◆ Work instructions
Rewrite the stretch of the listing from its start through the line containing "annotation-params: Rk=6, N=10, σg=0.01 [195,212,384,242]", including that line. Replace "legend-value" with "legend-entry" and leave everything else unchanged.
>> Begin Data listing
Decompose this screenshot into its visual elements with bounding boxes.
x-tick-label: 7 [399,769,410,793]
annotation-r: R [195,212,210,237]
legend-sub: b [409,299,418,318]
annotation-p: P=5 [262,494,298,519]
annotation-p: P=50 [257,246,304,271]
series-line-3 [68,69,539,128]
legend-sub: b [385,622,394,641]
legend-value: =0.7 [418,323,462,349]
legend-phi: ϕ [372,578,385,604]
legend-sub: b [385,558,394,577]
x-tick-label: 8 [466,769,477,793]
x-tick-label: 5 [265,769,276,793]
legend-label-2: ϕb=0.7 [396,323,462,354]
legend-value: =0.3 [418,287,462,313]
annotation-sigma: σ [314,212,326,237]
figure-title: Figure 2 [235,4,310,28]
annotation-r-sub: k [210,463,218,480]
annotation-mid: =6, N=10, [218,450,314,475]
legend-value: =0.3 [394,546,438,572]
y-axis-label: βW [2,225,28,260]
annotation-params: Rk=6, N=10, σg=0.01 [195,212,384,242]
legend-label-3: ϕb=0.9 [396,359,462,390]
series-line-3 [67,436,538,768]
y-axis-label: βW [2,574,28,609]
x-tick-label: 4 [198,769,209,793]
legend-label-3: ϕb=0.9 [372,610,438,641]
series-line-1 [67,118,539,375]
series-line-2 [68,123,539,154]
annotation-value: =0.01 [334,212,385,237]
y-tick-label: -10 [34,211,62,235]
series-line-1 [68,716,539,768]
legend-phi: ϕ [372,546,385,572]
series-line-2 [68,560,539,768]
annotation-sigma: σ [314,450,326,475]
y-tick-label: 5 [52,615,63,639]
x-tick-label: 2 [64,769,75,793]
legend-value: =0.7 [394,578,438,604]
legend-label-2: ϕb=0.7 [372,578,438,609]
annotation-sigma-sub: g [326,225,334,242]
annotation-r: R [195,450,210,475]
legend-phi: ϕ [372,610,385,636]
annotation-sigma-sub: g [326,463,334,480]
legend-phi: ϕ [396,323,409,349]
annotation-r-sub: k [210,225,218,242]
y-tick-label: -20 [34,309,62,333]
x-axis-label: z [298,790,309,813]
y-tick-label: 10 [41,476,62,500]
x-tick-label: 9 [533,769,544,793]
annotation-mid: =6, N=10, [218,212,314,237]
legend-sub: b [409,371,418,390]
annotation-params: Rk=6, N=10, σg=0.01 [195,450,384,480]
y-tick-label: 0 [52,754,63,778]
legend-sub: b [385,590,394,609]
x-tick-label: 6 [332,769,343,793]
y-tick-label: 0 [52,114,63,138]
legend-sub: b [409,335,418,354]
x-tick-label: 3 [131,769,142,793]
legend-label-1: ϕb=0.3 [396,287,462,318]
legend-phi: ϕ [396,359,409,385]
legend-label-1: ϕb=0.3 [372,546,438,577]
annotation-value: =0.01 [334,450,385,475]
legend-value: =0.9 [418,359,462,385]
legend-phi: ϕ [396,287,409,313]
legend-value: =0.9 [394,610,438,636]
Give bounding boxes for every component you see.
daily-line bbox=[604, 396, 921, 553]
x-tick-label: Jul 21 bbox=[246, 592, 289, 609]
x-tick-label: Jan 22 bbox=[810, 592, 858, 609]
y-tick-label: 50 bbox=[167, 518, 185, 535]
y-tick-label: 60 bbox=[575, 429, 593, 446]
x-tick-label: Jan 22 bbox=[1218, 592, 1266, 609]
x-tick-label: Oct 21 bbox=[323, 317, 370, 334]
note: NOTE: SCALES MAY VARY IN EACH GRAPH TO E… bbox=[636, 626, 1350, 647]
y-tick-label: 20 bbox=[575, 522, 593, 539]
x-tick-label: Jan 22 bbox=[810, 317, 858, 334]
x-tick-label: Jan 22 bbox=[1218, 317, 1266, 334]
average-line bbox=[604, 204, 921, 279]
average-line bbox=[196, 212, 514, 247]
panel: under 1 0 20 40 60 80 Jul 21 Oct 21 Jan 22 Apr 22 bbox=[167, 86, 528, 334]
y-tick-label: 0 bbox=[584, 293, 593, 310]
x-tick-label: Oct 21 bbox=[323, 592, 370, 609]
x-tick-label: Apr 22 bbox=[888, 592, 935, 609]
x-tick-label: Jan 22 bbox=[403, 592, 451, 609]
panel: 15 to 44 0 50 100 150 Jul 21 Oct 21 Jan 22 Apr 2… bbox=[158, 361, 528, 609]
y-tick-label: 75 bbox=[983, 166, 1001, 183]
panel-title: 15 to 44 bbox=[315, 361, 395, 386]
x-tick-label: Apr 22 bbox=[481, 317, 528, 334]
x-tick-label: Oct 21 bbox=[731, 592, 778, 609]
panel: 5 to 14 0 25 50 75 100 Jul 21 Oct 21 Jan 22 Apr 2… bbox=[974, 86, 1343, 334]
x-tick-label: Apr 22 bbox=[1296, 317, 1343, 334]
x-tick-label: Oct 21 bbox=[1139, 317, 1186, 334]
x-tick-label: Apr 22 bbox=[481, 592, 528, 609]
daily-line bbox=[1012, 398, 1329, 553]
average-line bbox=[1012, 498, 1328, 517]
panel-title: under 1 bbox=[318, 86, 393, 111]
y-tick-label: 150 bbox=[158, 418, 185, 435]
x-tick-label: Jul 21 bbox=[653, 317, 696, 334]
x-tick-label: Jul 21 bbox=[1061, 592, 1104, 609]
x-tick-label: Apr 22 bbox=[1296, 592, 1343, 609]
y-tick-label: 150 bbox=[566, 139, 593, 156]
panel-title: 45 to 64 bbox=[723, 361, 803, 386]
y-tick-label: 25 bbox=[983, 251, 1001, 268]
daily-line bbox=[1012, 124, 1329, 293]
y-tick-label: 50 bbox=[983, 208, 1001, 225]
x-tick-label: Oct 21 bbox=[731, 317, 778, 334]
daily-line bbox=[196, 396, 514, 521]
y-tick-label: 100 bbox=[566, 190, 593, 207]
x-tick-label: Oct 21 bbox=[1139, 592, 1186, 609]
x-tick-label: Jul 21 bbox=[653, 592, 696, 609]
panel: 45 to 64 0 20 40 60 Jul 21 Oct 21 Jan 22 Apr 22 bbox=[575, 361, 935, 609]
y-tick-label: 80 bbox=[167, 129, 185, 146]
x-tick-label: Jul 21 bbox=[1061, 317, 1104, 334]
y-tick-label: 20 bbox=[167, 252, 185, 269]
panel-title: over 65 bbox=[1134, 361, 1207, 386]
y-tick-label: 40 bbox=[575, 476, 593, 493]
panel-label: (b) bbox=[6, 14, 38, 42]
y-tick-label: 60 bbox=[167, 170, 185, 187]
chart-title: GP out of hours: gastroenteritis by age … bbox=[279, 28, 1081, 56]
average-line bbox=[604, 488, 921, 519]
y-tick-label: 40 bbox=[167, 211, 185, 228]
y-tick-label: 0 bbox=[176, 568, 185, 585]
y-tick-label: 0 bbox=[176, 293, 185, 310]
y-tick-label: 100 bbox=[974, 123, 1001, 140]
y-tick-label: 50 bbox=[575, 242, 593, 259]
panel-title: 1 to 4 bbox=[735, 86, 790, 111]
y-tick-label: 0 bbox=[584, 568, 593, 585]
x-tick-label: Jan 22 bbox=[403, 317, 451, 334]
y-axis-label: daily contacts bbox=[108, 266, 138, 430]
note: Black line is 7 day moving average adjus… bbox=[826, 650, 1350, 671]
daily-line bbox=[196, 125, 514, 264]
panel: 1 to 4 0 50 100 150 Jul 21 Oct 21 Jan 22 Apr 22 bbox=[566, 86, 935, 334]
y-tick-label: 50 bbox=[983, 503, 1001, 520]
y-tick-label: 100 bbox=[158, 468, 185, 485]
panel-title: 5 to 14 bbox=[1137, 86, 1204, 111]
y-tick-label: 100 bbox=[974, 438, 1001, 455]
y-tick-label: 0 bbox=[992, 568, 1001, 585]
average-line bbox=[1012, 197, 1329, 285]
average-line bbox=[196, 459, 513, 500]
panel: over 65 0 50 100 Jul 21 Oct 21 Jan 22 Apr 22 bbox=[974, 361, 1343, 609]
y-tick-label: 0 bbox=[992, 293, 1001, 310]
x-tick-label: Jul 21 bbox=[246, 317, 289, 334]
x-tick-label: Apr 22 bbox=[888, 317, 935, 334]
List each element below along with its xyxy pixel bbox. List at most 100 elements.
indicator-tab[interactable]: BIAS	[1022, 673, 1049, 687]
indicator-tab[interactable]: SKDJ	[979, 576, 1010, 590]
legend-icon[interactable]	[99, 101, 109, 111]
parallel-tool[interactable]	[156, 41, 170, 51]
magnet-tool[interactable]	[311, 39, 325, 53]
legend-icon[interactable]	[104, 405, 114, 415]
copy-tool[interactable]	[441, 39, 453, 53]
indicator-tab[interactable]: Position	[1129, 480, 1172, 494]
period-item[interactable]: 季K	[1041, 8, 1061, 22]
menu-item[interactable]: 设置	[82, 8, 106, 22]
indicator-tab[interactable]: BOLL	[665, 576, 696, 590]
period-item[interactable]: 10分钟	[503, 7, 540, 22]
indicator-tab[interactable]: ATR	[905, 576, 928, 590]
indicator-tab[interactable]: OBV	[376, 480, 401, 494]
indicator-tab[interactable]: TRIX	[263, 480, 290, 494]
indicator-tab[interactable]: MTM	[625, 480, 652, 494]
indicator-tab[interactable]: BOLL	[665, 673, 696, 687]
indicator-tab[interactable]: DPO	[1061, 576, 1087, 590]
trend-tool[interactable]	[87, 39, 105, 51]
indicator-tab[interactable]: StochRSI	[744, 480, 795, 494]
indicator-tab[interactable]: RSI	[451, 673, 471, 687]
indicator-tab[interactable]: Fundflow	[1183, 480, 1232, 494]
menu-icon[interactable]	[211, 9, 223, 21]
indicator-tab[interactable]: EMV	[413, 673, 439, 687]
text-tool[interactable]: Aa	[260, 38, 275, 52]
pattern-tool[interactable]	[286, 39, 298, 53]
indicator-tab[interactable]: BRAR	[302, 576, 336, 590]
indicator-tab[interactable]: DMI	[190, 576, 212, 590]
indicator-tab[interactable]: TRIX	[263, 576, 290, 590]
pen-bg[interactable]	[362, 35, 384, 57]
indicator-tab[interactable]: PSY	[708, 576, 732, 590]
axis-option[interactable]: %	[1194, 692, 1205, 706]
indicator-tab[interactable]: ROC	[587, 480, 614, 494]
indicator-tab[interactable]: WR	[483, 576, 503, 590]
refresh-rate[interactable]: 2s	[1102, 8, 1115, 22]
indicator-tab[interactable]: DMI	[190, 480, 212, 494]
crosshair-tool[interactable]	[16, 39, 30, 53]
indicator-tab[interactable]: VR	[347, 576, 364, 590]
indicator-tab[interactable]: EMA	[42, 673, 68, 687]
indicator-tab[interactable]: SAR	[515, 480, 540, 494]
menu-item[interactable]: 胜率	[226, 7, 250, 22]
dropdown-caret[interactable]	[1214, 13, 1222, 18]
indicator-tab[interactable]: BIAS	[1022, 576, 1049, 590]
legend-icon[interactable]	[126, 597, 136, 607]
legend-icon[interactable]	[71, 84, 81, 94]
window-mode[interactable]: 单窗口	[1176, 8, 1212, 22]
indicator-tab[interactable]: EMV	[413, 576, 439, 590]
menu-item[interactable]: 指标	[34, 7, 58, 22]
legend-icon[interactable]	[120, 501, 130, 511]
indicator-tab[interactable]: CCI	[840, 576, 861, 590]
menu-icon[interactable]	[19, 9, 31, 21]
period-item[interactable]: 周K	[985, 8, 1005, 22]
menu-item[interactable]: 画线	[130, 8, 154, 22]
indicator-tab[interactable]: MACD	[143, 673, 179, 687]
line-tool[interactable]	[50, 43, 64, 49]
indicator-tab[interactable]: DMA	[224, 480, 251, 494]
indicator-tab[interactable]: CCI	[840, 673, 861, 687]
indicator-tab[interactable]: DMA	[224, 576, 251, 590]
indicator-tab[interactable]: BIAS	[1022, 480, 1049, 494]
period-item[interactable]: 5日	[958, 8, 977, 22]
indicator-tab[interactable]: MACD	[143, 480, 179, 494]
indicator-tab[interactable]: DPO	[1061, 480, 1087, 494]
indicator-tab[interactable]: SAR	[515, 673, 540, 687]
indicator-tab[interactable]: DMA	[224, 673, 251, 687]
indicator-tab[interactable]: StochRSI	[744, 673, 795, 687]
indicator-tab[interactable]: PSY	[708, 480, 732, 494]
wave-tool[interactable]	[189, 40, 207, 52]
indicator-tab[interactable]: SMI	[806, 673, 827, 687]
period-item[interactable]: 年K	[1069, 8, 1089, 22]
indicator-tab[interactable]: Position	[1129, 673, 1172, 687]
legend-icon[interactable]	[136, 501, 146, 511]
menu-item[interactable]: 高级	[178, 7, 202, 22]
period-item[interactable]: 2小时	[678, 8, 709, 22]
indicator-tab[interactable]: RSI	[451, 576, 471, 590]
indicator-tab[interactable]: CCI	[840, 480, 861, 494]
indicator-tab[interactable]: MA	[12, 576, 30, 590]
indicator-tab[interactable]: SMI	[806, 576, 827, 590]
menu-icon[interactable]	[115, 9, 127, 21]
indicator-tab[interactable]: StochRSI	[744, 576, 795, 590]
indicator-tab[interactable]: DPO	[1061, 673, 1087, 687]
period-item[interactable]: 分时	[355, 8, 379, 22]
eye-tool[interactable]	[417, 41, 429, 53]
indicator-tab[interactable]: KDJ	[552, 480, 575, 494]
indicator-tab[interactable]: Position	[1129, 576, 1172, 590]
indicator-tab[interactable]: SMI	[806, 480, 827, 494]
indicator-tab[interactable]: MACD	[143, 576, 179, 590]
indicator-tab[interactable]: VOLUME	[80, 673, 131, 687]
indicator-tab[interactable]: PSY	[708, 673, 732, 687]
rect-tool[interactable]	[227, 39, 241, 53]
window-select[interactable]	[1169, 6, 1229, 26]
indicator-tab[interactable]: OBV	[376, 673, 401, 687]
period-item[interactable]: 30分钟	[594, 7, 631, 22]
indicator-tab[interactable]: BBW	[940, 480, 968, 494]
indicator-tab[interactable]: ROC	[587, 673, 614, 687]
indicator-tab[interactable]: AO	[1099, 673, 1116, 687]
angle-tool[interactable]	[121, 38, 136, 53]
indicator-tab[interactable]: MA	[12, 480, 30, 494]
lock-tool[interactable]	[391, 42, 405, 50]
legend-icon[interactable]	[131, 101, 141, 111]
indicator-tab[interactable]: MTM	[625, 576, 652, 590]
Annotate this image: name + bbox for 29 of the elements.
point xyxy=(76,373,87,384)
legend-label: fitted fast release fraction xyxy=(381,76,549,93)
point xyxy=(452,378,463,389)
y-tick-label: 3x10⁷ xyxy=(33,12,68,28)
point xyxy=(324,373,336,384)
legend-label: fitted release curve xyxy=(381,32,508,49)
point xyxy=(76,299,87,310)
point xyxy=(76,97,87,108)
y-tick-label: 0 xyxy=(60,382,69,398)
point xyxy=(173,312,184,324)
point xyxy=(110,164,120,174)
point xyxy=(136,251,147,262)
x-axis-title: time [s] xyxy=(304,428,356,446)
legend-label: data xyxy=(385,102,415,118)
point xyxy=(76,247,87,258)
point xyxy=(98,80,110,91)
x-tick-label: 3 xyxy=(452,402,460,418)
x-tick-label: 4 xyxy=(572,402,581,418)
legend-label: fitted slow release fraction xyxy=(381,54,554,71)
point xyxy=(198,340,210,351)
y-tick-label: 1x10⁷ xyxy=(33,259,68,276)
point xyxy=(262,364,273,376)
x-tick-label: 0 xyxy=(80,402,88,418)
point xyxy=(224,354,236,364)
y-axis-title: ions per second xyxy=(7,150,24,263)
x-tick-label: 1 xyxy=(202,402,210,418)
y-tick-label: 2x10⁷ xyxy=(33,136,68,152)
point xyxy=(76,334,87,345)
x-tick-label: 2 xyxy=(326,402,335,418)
>> End Data listing
◆ In response
Decompose this screenshot into its visual elements with bounding boxes.
x-tick-label: 7 [399,769,410,793]
annotation-r: R [195,212,210,237]
legend-sub: b [409,299,418,318]
annotation-p: P=5 [262,494,298,519]
annotation-p: P=50 [257,246,304,271]
series-line-3 [68,69,539,128]
legend-sub: b [385,622,394,641]
legend-entry: =0.7 [418,323,462,349]
legend-phi: ϕ [372,578,385,604]
legend-sub: b [385,558,394,577]
x-tick-label: 8 [466,769,477,793]
x-tick-label: 5 [265,769,276,793]
legend-label-2: ϕb=0.7 [396,323,462,354]
legend-entry: =0.3 [418,287,462,313]
annotation-sigma: σ [314,212,326,237]
figure-title: Figure 2 [235,4,310,28]
annotation-r-sub: k [210,463,218,480]
annotation-mid: =6, N=10, [218,450,314,475]
legend-entry: =0.3 [394,546,438,572]
y-axis-label: βW [2,225,28,260]
annotation-params: Rk=6, N=10, σg=0.01 [195,212,384,242]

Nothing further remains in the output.